(What you will do): Filter the listing below, copying every line in which the word "series" appears.
------------
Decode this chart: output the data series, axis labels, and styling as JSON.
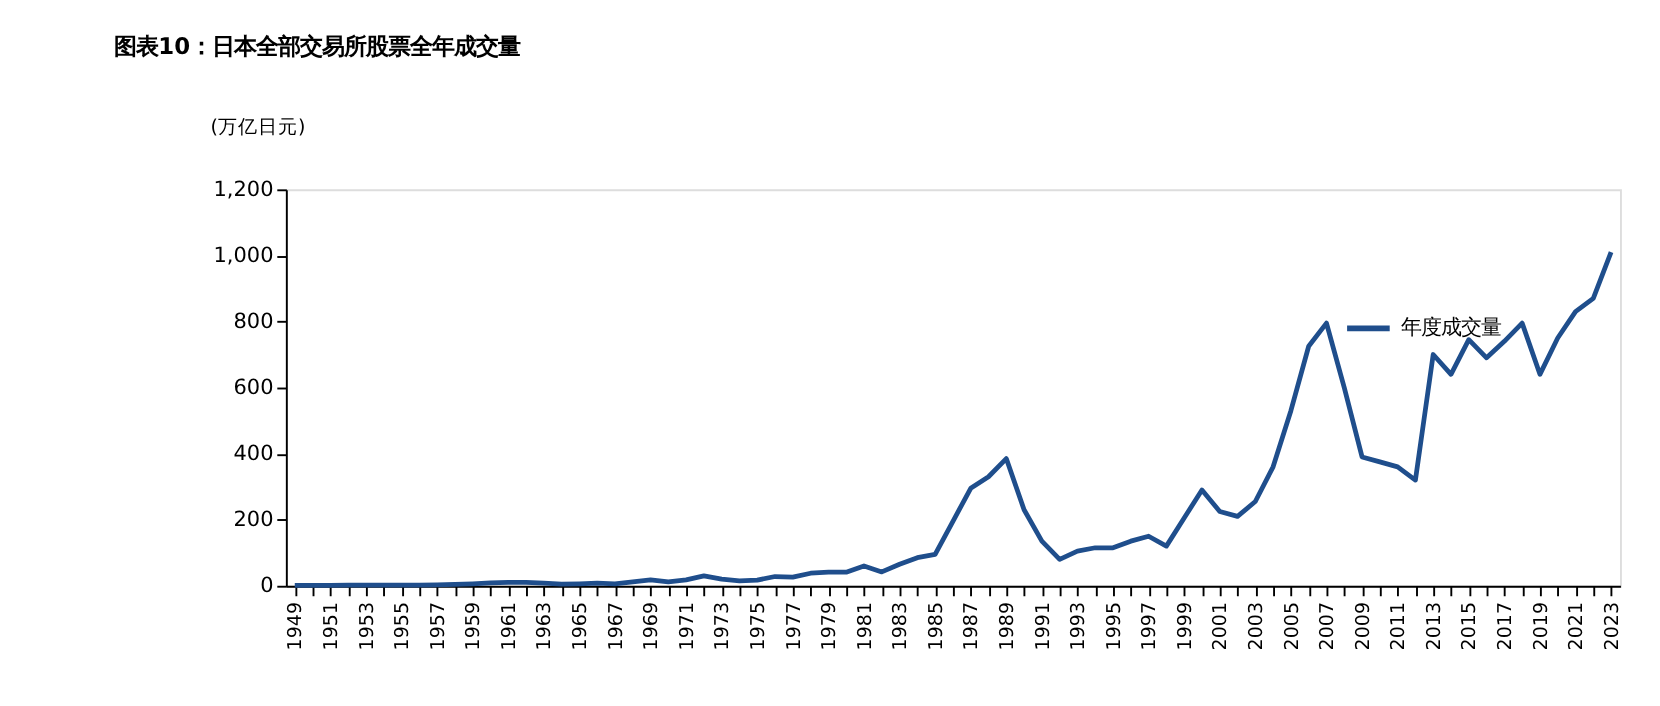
{
  "chart_data": {
    "type": "line",
    "title": "图表10：日本全部交易所股票全年成交量",
    "ylabel": "(万亿日元)",
    "categories": [
      "1949",
      null,
      "1951",
      null,
      "1953",
      null,
      "1955",
      null,
      "1957",
      null,
      "1959",
      null,
      "1961",
      null,
      "1963",
      null,
      "1965",
      null,
      "1967",
      null,
      "1969",
      null,
      "1971",
      null,
      "1973",
      null,
      "1975",
      null,
      "1977",
      null,
      "1979",
      null,
      "1981",
      null,
      "1983",
      null,
      "1985",
      null,
      "1987",
      null,
      "1989",
      null,
      "1991",
      null,
      "1993",
      null,
      "1995",
      null,
      "1997",
      null,
      "1999",
      null,
      "2001",
      null,
      "2003",
      null,
      "2005",
      null,
      "2007",
      null,
      "2009",
      null,
      "2011",
      null,
      "2013",
      null,
      "2015",
      null,
      "2017",
      null,
      "2019",
      null,
      "2021",
      null,
      "2023"
    ],
    "series": [
      {
        "name": "年度成交量",
        "color": "#1f4e8c",
        "values": [
          1,
          1,
          1,
          2,
          2,
          2,
          2,
          2,
          3,
          4,
          6,
          9,
          10,
          10,
          8,
          5,
          6,
          8,
          6,
          12,
          18,
          12,
          18,
          30,
          20,
          15,
          17,
          28,
          26,
          38,
          41,
          41,
          60,
          42,
          65,
          85,
          95,
          195,
          295,
          330,
          385,
          230,
          135,
          80,
          105,
          115,
          115,
          135,
          150,
          120,
          205,
          290,
          225,
          210,
          255,
          360,
          530,
          725,
          795,
          600,
          390,
          375,
          360,
          320,
          700,
          640,
          745,
          690,
          740,
          795,
          640,
          750,
          830,
          870,
          1010
        ]
      }
    ],
    "ylim": [
      0,
      1200
    ],
    "yticks": [
      0,
      200,
      400,
      600,
      800,
      {
        "value": 1000,
        "label": "1,000"
      },
      {
        "value": 1200,
        "label": "1,200"
      }
    ],
    "legend": "top right",
    "grid": false,
    "marker": "none",
    "line_style": "solid"
  }
}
------------
(Response below):
Decode this chart: output the data series, axis labels, and styling as JSON.
    "series": [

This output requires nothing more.